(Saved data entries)
::::
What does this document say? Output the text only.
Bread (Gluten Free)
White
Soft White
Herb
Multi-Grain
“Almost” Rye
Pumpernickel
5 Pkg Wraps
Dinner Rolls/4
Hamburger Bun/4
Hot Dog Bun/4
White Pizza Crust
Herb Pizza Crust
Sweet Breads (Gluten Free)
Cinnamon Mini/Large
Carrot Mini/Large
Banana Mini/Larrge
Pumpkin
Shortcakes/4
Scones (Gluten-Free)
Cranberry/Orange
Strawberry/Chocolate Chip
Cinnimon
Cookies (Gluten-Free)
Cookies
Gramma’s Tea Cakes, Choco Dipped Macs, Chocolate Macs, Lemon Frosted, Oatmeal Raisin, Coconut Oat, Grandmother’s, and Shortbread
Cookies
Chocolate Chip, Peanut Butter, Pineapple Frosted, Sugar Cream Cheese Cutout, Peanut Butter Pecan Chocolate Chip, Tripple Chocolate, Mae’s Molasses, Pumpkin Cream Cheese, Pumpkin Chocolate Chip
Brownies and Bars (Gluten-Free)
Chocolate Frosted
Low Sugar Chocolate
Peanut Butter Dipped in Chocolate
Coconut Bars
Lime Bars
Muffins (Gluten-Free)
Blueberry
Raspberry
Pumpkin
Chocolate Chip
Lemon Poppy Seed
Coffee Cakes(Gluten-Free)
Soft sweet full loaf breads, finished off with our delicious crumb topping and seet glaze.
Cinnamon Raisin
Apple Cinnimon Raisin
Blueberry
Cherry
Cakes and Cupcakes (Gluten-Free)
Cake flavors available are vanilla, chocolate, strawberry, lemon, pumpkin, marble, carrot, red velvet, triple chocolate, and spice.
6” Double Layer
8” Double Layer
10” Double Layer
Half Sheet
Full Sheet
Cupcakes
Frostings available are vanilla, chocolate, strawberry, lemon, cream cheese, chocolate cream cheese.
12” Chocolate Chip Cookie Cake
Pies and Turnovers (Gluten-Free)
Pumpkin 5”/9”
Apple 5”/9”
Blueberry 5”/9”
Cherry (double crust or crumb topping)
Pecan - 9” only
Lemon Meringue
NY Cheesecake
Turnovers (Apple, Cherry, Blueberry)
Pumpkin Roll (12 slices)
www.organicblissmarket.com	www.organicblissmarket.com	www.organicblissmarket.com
::::
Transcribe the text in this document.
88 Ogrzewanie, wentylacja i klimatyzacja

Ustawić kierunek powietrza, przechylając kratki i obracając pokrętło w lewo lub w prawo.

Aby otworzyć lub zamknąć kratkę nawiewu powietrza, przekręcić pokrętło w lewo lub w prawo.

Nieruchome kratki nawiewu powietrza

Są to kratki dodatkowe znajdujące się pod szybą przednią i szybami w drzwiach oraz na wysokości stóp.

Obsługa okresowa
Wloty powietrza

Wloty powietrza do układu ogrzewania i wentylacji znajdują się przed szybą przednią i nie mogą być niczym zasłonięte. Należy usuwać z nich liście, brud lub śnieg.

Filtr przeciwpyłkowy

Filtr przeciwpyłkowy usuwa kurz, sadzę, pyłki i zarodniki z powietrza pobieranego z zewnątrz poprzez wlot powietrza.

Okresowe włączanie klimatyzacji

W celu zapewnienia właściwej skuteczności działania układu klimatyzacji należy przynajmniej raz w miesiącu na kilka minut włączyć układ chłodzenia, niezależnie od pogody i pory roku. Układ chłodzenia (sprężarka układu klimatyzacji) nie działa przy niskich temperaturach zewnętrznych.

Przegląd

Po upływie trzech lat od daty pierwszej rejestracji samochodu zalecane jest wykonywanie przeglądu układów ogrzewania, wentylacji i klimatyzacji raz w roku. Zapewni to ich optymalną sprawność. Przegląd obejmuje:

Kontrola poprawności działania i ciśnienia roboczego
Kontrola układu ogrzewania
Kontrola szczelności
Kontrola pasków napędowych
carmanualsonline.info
::::
Where a line contains the string "Blueberry", extract that line.

> [THE RESPONSE]
Blueberry
Blueberry
Blueberry 5”/9”
Turnovers (Apple, Cherry, Blueberry)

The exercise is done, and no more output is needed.